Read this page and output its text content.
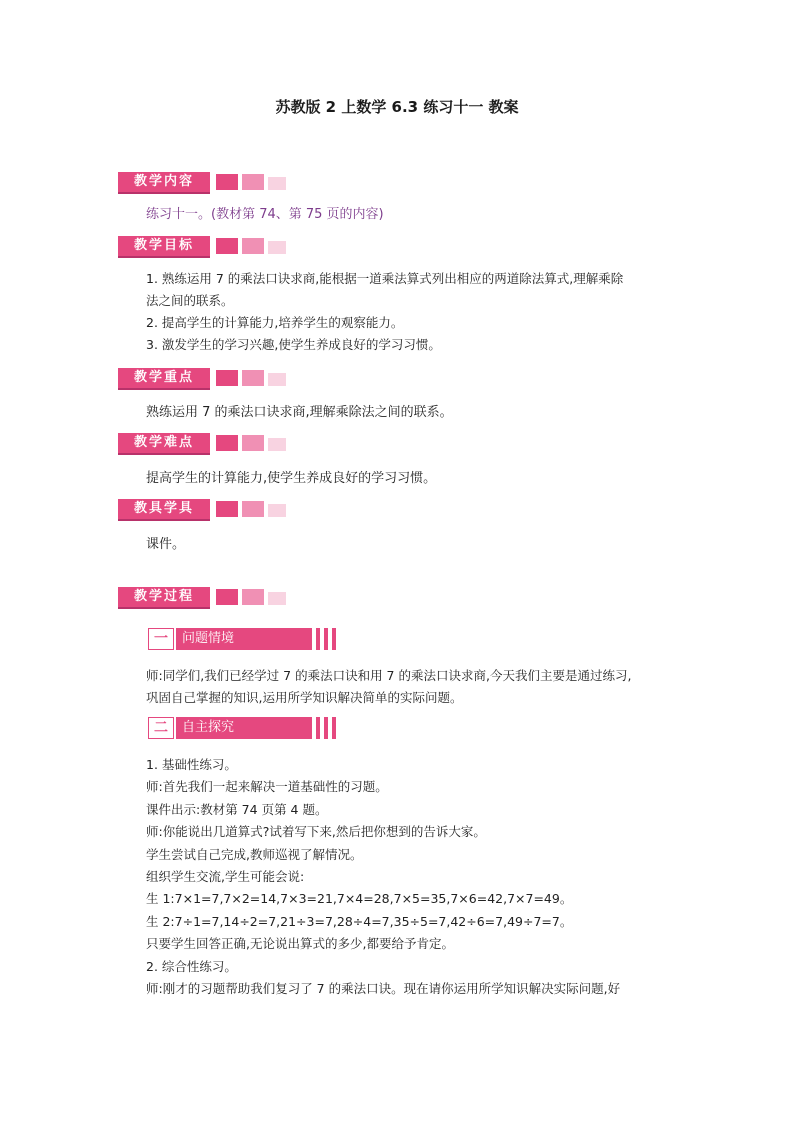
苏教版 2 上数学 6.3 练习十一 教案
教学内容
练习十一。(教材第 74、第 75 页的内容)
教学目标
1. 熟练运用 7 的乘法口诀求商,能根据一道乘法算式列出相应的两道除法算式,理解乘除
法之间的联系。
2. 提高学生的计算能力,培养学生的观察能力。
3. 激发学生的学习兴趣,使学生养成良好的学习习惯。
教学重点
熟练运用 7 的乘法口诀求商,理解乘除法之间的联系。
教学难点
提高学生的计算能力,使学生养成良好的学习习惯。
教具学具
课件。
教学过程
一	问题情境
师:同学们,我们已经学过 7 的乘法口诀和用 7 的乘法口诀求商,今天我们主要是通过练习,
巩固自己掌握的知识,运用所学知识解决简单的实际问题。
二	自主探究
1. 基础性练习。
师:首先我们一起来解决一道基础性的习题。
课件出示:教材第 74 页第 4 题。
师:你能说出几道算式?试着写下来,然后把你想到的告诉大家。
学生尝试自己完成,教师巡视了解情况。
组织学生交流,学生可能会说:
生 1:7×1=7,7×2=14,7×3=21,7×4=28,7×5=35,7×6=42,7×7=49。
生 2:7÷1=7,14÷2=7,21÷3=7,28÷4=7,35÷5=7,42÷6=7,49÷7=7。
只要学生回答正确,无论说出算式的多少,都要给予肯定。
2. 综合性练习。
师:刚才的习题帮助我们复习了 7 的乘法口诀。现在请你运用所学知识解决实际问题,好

################

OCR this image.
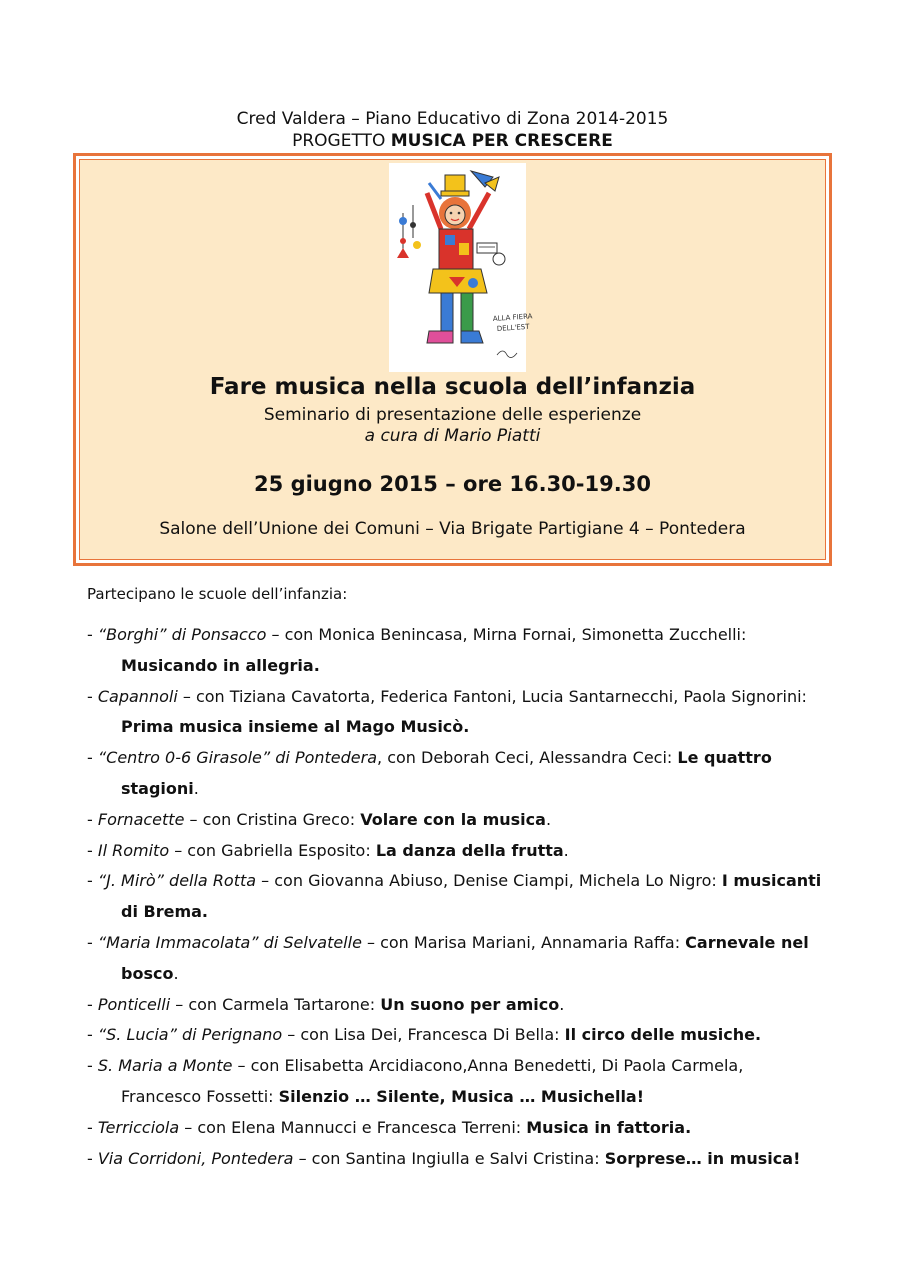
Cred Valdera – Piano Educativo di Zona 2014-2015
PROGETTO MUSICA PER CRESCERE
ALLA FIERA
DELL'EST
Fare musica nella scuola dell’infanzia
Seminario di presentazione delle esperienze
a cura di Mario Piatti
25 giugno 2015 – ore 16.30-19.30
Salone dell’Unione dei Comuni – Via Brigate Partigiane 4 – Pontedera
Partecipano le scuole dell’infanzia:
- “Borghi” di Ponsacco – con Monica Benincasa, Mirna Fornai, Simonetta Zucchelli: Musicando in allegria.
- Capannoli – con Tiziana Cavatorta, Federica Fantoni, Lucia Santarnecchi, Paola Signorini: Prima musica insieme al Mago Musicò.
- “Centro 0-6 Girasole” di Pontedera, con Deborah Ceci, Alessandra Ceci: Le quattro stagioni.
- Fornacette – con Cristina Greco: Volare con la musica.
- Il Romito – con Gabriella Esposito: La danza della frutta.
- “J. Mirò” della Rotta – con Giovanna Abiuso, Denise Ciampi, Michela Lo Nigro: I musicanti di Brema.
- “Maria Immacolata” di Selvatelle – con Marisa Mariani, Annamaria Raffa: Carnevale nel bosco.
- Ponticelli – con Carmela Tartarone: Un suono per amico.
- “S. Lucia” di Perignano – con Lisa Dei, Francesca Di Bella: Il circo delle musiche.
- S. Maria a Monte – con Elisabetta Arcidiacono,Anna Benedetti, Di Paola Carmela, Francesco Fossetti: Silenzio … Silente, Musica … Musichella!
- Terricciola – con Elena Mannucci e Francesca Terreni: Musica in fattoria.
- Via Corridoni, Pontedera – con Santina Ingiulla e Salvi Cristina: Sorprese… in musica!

################

EXERCISE DIRECTIONS:
Filter the listing above by the word "Cristina"; copy each line that passes.

ANSWER FOR THE TASK:
- Fornacette – con Cristina Greco: Volare con la musica.
- Via Corridoni, Pontedera – con Santina Ingiulla e Salvi Cristina: Sorprese… in musica!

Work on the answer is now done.